Your answer should be a single number: the count of lines containing "Reinforcement".

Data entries
************
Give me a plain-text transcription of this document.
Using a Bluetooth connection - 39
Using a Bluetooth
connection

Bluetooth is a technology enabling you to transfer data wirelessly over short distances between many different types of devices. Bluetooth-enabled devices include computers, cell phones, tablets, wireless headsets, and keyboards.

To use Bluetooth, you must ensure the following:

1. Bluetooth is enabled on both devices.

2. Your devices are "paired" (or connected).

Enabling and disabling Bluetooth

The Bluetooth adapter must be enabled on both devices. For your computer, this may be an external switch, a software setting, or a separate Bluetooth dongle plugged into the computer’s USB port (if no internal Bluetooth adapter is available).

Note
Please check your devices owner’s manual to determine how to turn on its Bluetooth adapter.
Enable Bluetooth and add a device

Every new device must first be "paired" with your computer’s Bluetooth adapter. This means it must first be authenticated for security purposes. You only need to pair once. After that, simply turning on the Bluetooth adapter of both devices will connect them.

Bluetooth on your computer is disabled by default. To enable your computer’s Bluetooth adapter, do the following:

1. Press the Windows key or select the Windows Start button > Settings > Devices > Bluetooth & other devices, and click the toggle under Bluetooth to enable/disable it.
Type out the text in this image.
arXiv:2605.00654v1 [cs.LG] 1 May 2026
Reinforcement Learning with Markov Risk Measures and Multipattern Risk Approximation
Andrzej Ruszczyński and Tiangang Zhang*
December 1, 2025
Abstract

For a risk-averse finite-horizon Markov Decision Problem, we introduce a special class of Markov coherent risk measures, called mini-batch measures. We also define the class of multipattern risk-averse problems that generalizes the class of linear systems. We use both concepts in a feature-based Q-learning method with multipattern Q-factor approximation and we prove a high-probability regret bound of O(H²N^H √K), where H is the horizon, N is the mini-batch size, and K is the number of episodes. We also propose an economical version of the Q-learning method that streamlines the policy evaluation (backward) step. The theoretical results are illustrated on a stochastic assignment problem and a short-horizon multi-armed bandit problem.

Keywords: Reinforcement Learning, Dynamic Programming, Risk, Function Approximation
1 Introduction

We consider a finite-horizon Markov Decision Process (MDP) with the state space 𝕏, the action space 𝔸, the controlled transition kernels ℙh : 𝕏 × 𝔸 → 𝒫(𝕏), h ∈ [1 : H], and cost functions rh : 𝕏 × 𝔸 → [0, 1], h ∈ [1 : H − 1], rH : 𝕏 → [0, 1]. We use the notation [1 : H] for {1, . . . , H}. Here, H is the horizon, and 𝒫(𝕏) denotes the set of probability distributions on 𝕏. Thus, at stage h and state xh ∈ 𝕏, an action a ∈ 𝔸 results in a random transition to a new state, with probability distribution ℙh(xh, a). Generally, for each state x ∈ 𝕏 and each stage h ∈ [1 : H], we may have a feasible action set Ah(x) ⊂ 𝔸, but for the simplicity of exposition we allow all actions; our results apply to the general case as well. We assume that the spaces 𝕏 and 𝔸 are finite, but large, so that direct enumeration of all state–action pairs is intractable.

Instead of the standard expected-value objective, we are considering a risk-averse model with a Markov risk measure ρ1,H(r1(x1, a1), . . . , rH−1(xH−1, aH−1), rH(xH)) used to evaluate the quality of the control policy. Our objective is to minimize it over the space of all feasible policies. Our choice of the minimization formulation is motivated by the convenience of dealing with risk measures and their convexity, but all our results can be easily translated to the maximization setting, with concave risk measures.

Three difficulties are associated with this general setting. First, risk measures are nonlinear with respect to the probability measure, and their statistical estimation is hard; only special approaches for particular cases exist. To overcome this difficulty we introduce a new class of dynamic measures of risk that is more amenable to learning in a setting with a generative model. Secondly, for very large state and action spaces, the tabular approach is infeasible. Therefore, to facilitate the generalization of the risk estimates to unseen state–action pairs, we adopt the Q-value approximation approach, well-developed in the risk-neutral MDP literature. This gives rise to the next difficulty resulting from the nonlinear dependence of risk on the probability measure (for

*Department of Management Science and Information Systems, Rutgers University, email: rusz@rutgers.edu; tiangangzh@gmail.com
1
************
- **TASK RESULT**
2